[Collected data]
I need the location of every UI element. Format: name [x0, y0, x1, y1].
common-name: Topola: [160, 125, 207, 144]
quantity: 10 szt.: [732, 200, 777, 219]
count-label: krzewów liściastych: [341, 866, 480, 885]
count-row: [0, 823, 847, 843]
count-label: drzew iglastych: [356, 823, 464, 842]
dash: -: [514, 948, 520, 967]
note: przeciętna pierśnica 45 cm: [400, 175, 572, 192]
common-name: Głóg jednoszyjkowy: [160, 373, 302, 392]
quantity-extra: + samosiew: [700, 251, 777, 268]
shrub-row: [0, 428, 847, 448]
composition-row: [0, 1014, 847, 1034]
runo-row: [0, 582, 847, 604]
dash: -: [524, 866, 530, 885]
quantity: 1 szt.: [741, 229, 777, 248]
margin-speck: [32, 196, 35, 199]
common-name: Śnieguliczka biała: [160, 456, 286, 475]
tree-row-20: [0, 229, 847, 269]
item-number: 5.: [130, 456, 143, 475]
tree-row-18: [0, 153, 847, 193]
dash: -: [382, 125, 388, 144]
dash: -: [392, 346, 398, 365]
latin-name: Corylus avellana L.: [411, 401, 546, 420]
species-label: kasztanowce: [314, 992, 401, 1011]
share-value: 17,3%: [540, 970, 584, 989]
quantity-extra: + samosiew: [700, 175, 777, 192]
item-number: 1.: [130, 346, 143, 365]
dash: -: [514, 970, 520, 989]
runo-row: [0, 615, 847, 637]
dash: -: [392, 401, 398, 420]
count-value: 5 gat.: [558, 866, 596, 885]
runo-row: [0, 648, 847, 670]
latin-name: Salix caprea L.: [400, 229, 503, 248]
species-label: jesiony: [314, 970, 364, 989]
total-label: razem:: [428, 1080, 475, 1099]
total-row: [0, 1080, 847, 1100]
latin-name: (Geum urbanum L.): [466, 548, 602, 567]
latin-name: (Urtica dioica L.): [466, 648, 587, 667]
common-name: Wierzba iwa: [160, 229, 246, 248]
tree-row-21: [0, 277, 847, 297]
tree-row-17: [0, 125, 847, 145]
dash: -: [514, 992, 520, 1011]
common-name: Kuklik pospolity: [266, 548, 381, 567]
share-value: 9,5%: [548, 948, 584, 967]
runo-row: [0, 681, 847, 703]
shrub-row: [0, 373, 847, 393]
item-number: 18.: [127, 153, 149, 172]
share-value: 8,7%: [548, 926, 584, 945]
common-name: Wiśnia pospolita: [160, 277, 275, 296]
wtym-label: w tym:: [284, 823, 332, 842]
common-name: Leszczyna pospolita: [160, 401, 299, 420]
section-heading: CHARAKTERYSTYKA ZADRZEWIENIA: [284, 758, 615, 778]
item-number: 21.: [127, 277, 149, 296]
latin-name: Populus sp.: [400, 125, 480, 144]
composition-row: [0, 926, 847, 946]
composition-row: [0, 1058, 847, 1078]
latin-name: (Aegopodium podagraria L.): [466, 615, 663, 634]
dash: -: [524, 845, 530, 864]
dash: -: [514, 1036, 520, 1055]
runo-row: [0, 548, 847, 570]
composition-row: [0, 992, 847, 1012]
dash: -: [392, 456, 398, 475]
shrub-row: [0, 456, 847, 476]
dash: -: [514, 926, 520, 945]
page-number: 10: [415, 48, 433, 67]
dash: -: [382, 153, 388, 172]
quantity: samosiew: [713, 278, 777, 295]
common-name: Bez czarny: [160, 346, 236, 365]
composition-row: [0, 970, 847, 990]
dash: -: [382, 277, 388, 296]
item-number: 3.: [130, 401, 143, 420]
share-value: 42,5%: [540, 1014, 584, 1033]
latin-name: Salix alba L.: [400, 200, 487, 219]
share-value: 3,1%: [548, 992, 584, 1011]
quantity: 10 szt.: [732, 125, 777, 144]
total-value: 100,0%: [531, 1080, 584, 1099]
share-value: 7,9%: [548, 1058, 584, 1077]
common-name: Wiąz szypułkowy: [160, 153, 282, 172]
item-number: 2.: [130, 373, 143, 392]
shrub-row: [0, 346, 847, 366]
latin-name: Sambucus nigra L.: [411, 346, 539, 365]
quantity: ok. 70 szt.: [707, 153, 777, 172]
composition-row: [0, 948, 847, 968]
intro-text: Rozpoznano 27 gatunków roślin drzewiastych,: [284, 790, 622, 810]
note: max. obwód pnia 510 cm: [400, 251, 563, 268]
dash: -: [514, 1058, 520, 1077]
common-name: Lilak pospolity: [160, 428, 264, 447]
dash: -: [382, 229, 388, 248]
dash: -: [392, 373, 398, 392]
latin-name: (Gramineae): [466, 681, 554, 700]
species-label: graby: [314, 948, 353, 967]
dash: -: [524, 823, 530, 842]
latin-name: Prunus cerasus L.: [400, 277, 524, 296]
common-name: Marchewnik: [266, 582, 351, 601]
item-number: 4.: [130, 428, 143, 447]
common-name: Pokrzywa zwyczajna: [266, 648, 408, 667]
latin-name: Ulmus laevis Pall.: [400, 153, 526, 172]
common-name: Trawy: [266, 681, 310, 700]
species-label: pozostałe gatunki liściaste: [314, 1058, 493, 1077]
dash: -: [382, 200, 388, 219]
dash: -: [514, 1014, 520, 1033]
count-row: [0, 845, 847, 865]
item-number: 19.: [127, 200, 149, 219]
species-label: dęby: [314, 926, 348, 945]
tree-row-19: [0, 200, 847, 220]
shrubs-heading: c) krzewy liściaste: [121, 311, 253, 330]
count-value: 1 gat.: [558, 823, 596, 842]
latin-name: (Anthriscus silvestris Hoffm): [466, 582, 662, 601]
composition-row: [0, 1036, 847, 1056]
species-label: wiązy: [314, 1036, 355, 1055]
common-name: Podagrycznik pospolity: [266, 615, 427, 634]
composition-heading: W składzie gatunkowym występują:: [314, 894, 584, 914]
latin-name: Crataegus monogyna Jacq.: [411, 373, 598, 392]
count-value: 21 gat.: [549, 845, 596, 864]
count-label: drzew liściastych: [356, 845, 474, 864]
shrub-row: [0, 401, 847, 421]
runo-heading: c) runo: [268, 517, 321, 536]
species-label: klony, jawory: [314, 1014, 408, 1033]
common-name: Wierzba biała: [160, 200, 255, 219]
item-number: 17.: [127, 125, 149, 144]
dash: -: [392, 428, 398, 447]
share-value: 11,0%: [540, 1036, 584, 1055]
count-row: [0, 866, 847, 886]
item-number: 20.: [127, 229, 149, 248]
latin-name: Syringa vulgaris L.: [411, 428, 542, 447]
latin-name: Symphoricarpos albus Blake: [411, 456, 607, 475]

What the task requires:
Write out the full listing above line for line, without changing anything.

Expected answer:
I need the location of every UI element. Format: name [x0, y0, x1, y1].
common-name: Topola: [160, 125, 207, 144]
quantity: 10 szt.: [732, 200, 777, 219]
count-label: krzewów liściastych: [341, 866, 480, 885]
count-row: [0, 823, 847, 843]
count-label: drzew iglastych: [356, 823, 464, 842]
dash: -: [514, 948, 520, 967]
note: przeciętna pierśnica 45 cm: [400, 175, 572, 192]
common-name: Głóg jednoszyjkowy: [160, 373, 302, 392]
quantity-extra: + samosiew: [700, 251, 777, 268]
shrub-row: [0, 428, 847, 448]
composition-row: [0, 1014, 847, 1034]
runo-row: [0, 582, 847, 604]
dash: -: [524, 866, 530, 885]
quantity: 1 szt.: [741, 229, 777, 248]
margin-speck: [32, 196, 35, 199]
common-name: Śnieguliczka biała: [160, 456, 286, 475]
tree-row-20: [0, 229, 847, 269]
item-number: 5.: [130, 456, 143, 475]
tree-row-18: [0, 153, 847, 193]
dash: -: [382, 125, 388, 144]
dash: -: [392, 346, 398, 365]
latin-name: Corylus avellana L.: [411, 401, 546, 420]
species-label: kasztanowce: [314, 992, 401, 1011]
share-value: 17,3%: [540, 970, 584, 989]
quantity-extra: + samosiew: [700, 175, 777, 192]
item-number: 1.: [130, 346, 143, 365]
dash: -: [514, 970, 520, 989]
runo-row: [0, 615, 847, 637]
dash: -: [392, 401, 398, 420]
count-value: 5 gat.: [558, 866, 596, 885]
runo-row: [0, 648, 847, 670]
latin-name: Salix caprea L.: [400, 229, 503, 248]
species-label: jesiony: [314, 970, 364, 989]
total-label: razem:: [428, 1080, 475, 1099]
total-row: [0, 1080, 847, 1100]
latin-name: (Geum urbanum L.): [466, 548, 602, 567]
latin-name: (Urtica dioica L.): [466, 648, 587, 667]
common-name: Wierzba iwa: [160, 229, 246, 248]
tree-row-21: [0, 277, 847, 297]
tree-row-17: [0, 125, 847, 145]
dash: -: [514, 992, 520, 1011]
common-name: Kuklik pospolity: [266, 548, 381, 567]
share-value: 9,5%: [548, 948, 584, 967]
runo-row: [0, 681, 847, 703]
shrub-row: [0, 373, 847, 393]
item-number: 18.: [127, 153, 149, 172]
share-value: 8,7%: [548, 926, 584, 945]
common-name: Wiśnia pospolita: [160, 277, 275, 296]
wtym-label: w tym:: [284, 823, 332, 842]
common-name: Leszczyna pospolita: [160, 401, 299, 420]
section-heading: CHARAKTERYSTYKA ZADRZEWIENIA: [284, 758, 615, 778]
item-number: 21.: [127, 277, 149, 296]
latin-name: Populus sp.: [400, 125, 480, 144]
composition-row: [0, 926, 847, 946]
composition-row: [0, 1058, 847, 1078]
latin-name: (Aegopodium podagraria L.): [466, 615, 663, 634]
dash: -: [524, 845, 530, 864]
dash: -: [514, 1036, 520, 1055]
runo-row: [0, 548, 847, 570]
composition-row: [0, 992, 847, 1012]
dash: -: [392, 456, 398, 475]
shrub-row: [0, 456, 847, 476]
dash: -: [514, 926, 520, 945]
page-number: 10: [415, 48, 433, 67]
dash: -: [382, 153, 388, 172]
quantity: samosiew: [713, 278, 777, 295]
common-name: Bez czarny: [160, 346, 236, 365]
composition-row: [0, 970, 847, 990]
dash: -: [382, 277, 388, 296]
item-number: 3.: [130, 401, 143, 420]
share-value: 42,5%: [540, 1014, 584, 1033]
latin-name: Salix alba L.: [400, 200, 487, 219]
share-value: 3,1%: [548, 992, 584, 1011]
quantity: 10 szt.: [732, 125, 777, 144]
total-value: 100,0%: [531, 1080, 584, 1099]
share-value: 7,9%: [548, 1058, 584, 1077]
common-name: Wiąz szypułkowy: [160, 153, 282, 172]
item-number: 2.: [130, 373, 143, 392]
shrub-row: [0, 346, 847, 366]
latin-name: Sambucus nigra L.: [411, 346, 539, 365]
quantity: ok. 70 szt.: [707, 153, 777, 172]
composition-row: [0, 948, 847, 968]
intro-text: Rozpoznano 27 gatunków roślin drzewiastych,: [284, 790, 622, 810]
note: max. obwód pnia 510 cm: [400, 251, 563, 268]
dash: -: [514, 1058, 520, 1077]
common-name: Lilak pospolity: [160, 428, 264, 447]
dash: -: [382, 229, 388, 248]
dash: -: [392, 373, 398, 392]
latin-name: (Gramineae): [466, 681, 554, 700]
species-label: graby: [314, 948, 353, 967]
dash: -: [524, 823, 530, 842]
latin-name: Prunus cerasus L.: [400, 277, 524, 296]
common-name: Marchewnik: [266, 582, 351, 601]
item-number: 4.: [130, 428, 143, 447]
common-name: Pokrzywa zwyczajna: [266, 648, 408, 667]
latin-name: Ulmus laevis Pall.: [400, 153, 526, 172]
common-name: Trawy: [266, 681, 310, 700]
species-label: pozostałe gatunki liściaste: [314, 1058, 493, 1077]
dash: -: [382, 200, 388, 219]
dash: -: [514, 1014, 520, 1033]
count-row: [0, 845, 847, 865]
item-number: 19.: [127, 200, 149, 219]
species-label: dęby: [314, 926, 348, 945]
tree-row-19: [0, 200, 847, 220]
shrubs-heading: c) krzewy liściaste: [121, 311, 253, 330]
count-value: 1 gat.: [558, 823, 596, 842]
latin-name: (Anthriscus silvestris Hoffm): [466, 582, 662, 601]
composition-row: [0, 1036, 847, 1056]
species-label: wiązy: [314, 1036, 355, 1055]
common-name: Podagrycznik pospolity: [266, 615, 427, 634]
composition-heading: W składzie gatunkowym występują:: [314, 894, 584, 914]
latin-name: Crataegus monogyna Jacq.: [411, 373, 598, 392]
count-value: 21 gat.: [549, 845, 596, 864]
count-label: drzew liściastych: [356, 845, 474, 864]
shrub-row: [0, 401, 847, 421]
runo-heading: c) runo: [268, 517, 321, 536]
species-label: klony, jawory: [314, 1014, 408, 1033]
common-name: Wierzba biała: [160, 200, 255, 219]
item-number: 17.: [127, 125, 149, 144]
dash: -: [392, 428, 398, 447]
share-value: 11,0%: [540, 1036, 584, 1055]
count-row: [0, 866, 847, 886]
item-number: 20.: [127, 229, 149, 248]
latin-name: Syringa vulgaris L.: [411, 428, 542, 447]
latin-name: Symphoricarpos albus Blake: [411, 456, 607, 475]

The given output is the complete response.